:: What the task requires ::
Sort through the material below and copy each line with "International".

:: Data records ::
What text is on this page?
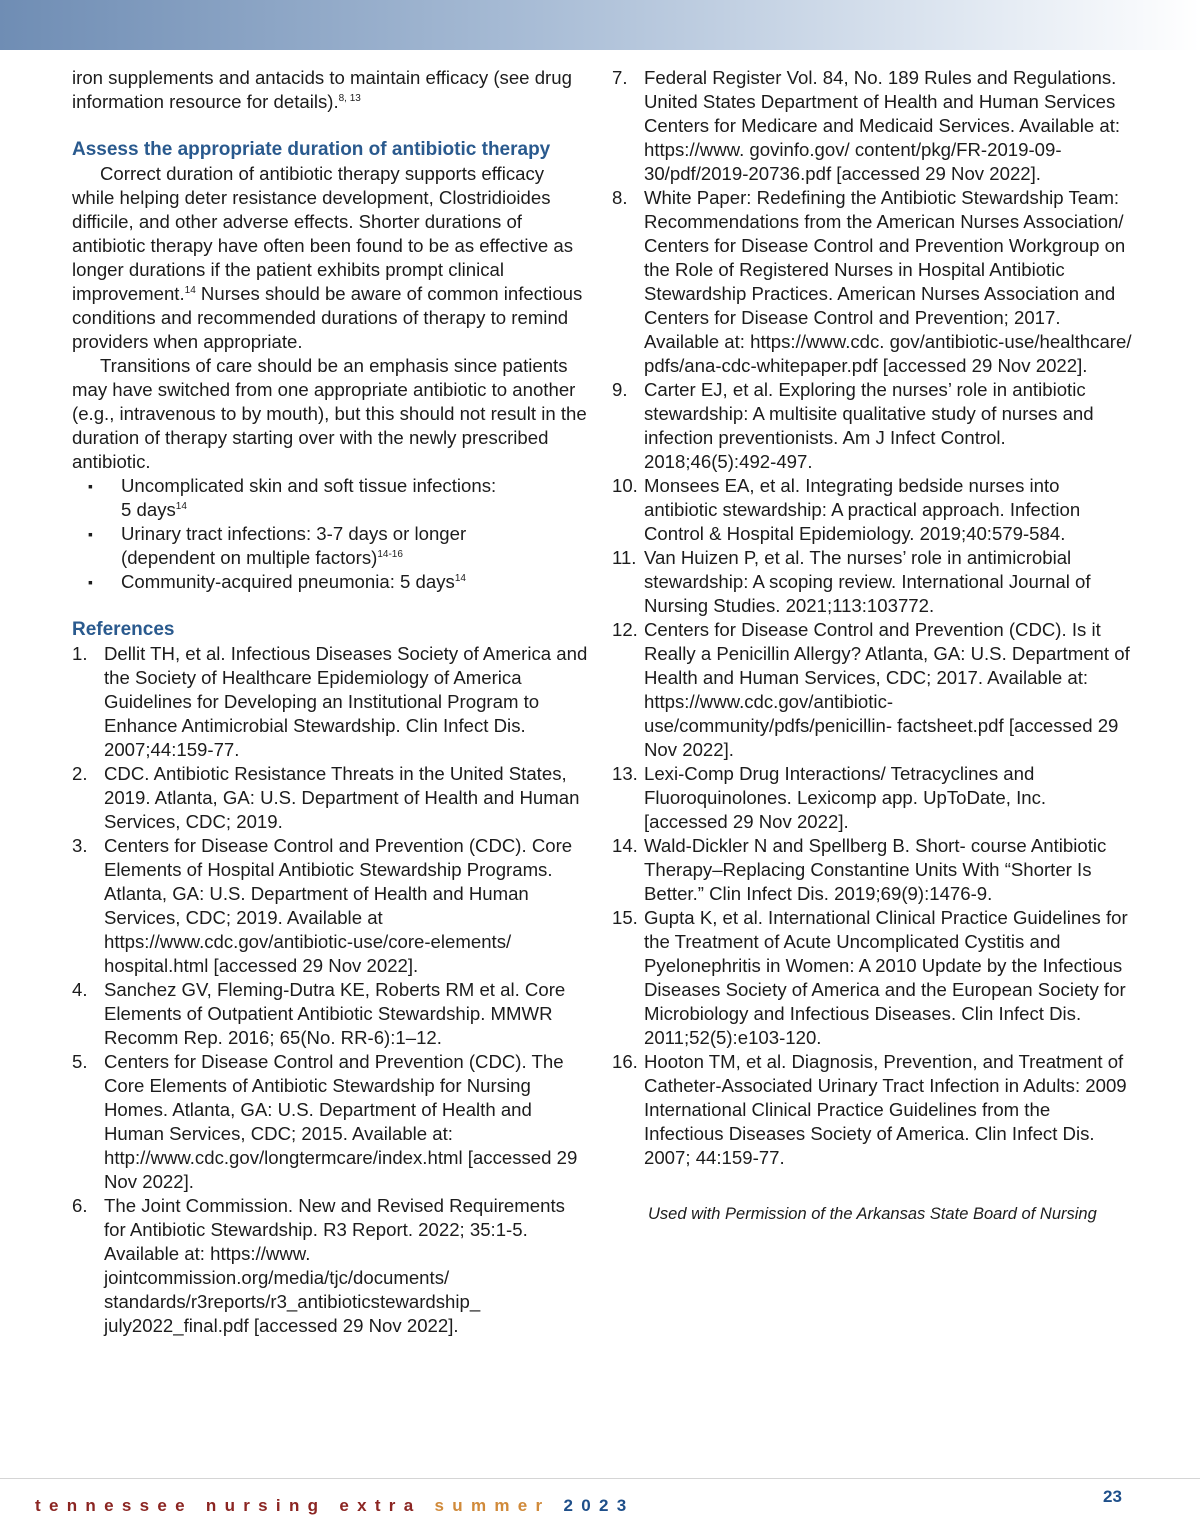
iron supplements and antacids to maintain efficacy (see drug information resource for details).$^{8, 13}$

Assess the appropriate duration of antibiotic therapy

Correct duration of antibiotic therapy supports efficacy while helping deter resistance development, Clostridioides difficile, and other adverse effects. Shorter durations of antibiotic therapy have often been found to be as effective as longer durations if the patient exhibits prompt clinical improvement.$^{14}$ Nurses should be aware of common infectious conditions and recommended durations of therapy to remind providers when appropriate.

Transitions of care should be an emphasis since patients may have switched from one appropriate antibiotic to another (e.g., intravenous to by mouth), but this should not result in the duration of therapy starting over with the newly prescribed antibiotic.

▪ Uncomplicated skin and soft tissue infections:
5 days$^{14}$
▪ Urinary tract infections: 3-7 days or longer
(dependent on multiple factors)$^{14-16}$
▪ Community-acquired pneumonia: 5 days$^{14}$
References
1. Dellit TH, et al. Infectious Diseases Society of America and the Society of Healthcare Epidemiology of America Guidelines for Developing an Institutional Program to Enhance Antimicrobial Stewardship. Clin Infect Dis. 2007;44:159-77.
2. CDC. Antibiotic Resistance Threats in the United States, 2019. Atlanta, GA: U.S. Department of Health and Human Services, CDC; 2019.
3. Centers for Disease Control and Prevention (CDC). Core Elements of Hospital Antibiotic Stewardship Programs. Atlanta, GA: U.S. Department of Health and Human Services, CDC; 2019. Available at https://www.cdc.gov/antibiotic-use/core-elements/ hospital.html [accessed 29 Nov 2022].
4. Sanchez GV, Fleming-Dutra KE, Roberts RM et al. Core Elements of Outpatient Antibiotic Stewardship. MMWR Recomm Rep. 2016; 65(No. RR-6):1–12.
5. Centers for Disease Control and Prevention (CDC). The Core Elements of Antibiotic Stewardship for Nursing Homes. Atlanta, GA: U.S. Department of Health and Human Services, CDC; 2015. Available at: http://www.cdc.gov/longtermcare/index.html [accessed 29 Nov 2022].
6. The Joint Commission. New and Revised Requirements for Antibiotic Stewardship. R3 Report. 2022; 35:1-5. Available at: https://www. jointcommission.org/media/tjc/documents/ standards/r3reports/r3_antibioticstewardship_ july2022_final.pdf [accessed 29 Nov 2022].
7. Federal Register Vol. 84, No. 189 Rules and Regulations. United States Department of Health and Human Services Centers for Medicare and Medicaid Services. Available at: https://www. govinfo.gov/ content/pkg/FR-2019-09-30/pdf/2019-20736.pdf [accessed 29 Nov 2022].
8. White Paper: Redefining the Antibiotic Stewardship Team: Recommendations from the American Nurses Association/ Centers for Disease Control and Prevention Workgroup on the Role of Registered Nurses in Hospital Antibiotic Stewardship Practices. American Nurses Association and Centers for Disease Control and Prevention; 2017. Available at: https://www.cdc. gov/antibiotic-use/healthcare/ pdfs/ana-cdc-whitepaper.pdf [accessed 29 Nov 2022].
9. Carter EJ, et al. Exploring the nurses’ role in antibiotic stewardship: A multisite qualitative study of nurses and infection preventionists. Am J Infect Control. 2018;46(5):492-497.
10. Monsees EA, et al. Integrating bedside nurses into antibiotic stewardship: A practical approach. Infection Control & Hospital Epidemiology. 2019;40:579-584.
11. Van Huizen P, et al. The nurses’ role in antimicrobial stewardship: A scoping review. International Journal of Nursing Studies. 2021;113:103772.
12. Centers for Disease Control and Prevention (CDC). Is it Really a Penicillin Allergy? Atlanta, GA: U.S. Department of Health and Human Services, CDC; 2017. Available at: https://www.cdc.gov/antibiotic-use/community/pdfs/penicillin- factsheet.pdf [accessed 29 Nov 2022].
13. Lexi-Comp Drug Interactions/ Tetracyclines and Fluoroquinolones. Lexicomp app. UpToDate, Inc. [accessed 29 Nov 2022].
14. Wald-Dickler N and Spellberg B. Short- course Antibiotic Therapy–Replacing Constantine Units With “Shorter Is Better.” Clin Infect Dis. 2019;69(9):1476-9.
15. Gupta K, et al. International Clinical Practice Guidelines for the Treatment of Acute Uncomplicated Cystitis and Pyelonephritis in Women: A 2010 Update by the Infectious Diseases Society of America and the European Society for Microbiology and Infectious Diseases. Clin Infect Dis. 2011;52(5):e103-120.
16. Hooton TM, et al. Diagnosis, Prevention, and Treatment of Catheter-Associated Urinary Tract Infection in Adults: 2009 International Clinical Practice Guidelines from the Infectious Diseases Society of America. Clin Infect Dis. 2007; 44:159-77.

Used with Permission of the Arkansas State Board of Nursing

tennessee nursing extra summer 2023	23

* * *

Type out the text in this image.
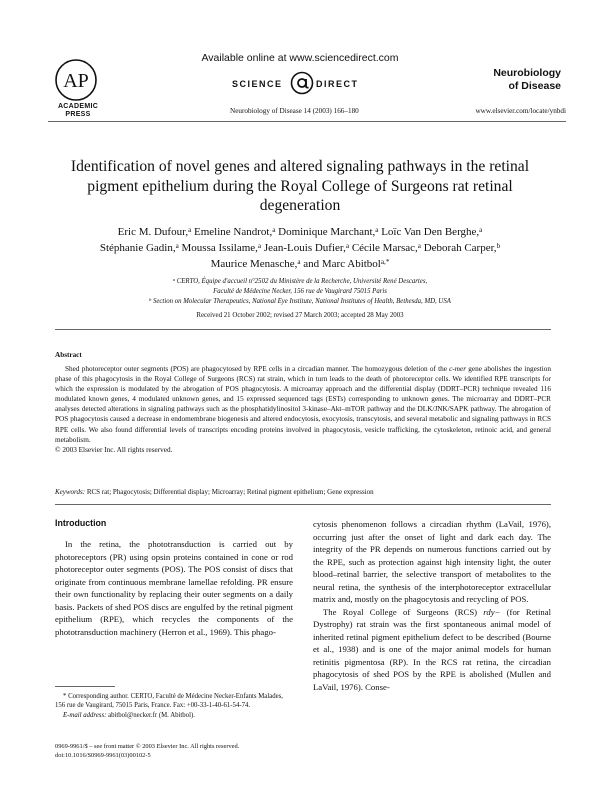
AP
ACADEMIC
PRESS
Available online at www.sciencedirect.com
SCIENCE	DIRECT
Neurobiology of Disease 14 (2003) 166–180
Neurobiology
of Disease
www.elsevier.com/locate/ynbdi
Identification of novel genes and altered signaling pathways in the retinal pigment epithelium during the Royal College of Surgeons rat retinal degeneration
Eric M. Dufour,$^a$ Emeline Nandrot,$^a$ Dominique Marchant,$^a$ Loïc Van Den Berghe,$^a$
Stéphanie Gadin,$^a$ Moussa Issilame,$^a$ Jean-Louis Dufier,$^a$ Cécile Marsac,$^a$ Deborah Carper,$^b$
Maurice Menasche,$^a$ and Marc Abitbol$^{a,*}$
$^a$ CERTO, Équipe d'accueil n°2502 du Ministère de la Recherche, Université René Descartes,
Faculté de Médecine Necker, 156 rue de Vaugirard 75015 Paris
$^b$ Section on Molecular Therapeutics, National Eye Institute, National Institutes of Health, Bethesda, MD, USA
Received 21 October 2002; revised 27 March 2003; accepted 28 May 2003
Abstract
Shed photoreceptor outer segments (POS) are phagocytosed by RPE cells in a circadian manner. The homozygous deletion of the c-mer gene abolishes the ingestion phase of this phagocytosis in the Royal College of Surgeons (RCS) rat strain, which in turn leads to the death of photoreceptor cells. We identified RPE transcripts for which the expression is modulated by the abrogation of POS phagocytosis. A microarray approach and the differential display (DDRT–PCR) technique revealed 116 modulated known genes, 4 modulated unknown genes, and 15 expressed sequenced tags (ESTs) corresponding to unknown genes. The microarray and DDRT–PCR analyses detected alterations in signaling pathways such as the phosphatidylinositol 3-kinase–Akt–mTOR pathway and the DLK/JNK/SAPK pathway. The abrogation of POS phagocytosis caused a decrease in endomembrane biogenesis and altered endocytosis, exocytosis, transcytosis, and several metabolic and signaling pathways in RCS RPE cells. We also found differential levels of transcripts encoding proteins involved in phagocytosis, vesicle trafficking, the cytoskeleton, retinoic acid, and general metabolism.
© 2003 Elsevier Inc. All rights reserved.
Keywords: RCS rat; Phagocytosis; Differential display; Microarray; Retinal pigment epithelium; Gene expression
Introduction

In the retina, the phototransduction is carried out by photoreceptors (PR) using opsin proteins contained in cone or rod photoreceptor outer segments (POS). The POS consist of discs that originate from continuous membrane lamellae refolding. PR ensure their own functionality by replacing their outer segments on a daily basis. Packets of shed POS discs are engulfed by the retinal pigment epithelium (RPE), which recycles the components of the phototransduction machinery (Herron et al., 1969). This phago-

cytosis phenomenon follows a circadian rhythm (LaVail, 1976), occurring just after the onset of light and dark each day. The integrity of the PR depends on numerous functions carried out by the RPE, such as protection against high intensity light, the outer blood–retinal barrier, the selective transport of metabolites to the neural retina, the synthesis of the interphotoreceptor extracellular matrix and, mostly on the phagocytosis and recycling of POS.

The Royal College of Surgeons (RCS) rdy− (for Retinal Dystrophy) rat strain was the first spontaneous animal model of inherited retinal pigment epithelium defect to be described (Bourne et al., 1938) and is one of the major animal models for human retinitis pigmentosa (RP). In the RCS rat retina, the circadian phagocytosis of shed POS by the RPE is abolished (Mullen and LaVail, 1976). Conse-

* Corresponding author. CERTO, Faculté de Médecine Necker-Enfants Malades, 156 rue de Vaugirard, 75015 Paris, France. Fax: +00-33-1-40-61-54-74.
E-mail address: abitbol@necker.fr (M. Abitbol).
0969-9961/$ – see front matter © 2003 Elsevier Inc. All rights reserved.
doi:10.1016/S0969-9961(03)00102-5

:: Answer to the exercise ::
11. Van Huizen P, et al. The nurses’ role in antimicrobial stewardship: A scoping review. International Journal of Nursing Studies. 2021;113:103772.
15. Gupta K, et al. International Clinical Practice Guidelines for the Treatment of Acute Uncomplicated Cystitis and Pyelonephritis in Women: A 2010 Update by the Infectious Diseases Society of America and the European Society for Microbiology and Infectious Diseases. Clin Infect Dis. 2011;52(5):e103-120.
16. Hooton TM, et al. Diagnosis, Prevention, and Treatment of Catheter-Associated Urinary Tract Infection in Adults: 2009 International Clinical Practice Guidelines from the Infectious Diseases Society of America. Clin Infect Dis. 2007; 44:159-77.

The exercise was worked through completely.